== Records for the exercise ==
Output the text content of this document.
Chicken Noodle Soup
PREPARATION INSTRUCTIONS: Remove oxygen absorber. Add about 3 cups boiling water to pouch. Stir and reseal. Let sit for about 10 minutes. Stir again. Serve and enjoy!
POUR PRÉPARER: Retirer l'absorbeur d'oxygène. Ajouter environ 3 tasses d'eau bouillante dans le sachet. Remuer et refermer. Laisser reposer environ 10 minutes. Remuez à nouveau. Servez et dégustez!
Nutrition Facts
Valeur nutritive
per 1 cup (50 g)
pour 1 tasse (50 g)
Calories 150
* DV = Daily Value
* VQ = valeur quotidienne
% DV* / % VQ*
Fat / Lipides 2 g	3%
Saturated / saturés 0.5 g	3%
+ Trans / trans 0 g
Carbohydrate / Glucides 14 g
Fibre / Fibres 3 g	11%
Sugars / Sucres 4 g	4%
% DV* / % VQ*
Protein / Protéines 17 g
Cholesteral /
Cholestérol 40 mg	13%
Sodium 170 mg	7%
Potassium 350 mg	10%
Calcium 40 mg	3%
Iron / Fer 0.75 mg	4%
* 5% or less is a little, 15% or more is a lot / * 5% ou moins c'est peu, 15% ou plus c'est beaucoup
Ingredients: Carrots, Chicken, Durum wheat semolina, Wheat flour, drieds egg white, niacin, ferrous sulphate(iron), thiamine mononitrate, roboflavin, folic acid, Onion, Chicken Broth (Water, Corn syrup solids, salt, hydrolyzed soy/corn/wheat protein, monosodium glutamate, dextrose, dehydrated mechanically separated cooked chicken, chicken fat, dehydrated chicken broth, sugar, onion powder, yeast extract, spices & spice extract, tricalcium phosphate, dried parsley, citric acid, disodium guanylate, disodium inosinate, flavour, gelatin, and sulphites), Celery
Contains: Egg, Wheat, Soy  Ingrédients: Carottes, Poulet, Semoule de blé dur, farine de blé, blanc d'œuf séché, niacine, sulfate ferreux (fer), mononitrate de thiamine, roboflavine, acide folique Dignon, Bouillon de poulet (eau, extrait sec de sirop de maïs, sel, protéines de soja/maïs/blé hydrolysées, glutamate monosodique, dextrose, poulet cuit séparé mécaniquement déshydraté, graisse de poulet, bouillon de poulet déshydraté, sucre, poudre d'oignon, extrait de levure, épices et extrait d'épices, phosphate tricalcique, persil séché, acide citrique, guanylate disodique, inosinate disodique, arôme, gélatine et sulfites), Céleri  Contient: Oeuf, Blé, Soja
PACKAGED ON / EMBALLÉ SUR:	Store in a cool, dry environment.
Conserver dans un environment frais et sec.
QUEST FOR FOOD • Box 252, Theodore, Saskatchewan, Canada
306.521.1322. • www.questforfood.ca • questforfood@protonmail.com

== Task objective ==
Transcribe the records in full, word for word.

== Response below ==
Output the text content of this document.
Chicken Noodle Soup
PREPARATION INSTRUCTIONS: Remove oxygen absorber. Add about 3 cups boiling water to pouch. Stir and reseal. Let sit for about 10 minutes. Stir again. Serve and enjoy!
POUR PRÉPARER: Retirer l'absorbeur d'oxygène. Ajouter environ 3 tasses d'eau bouillante dans le sachet. Remuer et refermer. Laisser reposer environ 10 minutes. Remuez à nouveau. Servez et dégustez!
Nutrition Facts
Valeur nutritive
per 1 cup (50 g)
pour 1 tasse (50 g)
Calories 150
* DV = Daily Value
* VQ = valeur quotidienne
% DV* / % VQ*
Fat / Lipides 2 g	3%
Saturated / saturés 0.5 g	3%
+ Trans / trans 0 g
Carbohydrate / Glucides 14 g
Fibre / Fibres 3 g	11%
Sugars / Sucres 4 g	4%
% DV* / % VQ*
Protein / Protéines 17 g
Cholesteral /
Cholestérol 40 mg	13%
Sodium 170 mg	7%
Potassium 350 mg	10%
Calcium 40 mg	3%
Iron / Fer 0.75 mg	4%
* 5% or less is a little, 15% or more is a lot / * 5% ou moins c'est peu, 15% ou plus c'est beaucoup
Ingredients: Carrots, Chicken, Durum wheat semolina, Wheat flour, drieds egg white, niacin, ferrous sulphate(iron), thiamine mononitrate, roboflavin, folic acid, Onion, Chicken Broth (Water, Corn syrup solids, salt, hydrolyzed soy/corn/wheat protein, monosodium glutamate, dextrose, dehydrated mechanically separated cooked chicken, chicken fat, dehydrated chicken broth, sugar, onion powder, yeast extract, spices & spice extract, tricalcium phosphate, dried parsley, citric acid, disodium guanylate, disodium inosinate, flavour, gelatin, and sulphites), Celery
Contains: Egg, Wheat, Soy  Ingrédients: Carottes, Poulet, Semoule de blé dur, farine de blé, blanc d'œuf séché, niacine, sulfate ferreux (fer), mononitrate de thiamine, roboflavine, acide folique Dignon, Bouillon de poulet (eau, extrait sec de sirop de maïs, sel, protéines de soja/maïs/blé hydrolysées, glutamate monosodique, dextrose, poulet cuit séparé mécaniquement déshydraté, graisse de poulet, bouillon de poulet déshydraté, sucre, poudre d'oignon, extrait de levure, épices et extrait d'épices, phosphate tricalcique, persil séché, acide citrique, guanylate disodique, inosinate disodique, arôme, gélatine et sulfites), Céleri  Contient: Oeuf, Blé, Soja
PACKAGED ON / EMBALLÉ SUR:	Store in a cool, dry environment.
Conserver dans un environment frais et sec.
QUEST FOR FOOD • Box 252, Theodore, Saskatchewan, Canada
306.521.1322. • www.questforfood.ca • questforfood@protonmail.com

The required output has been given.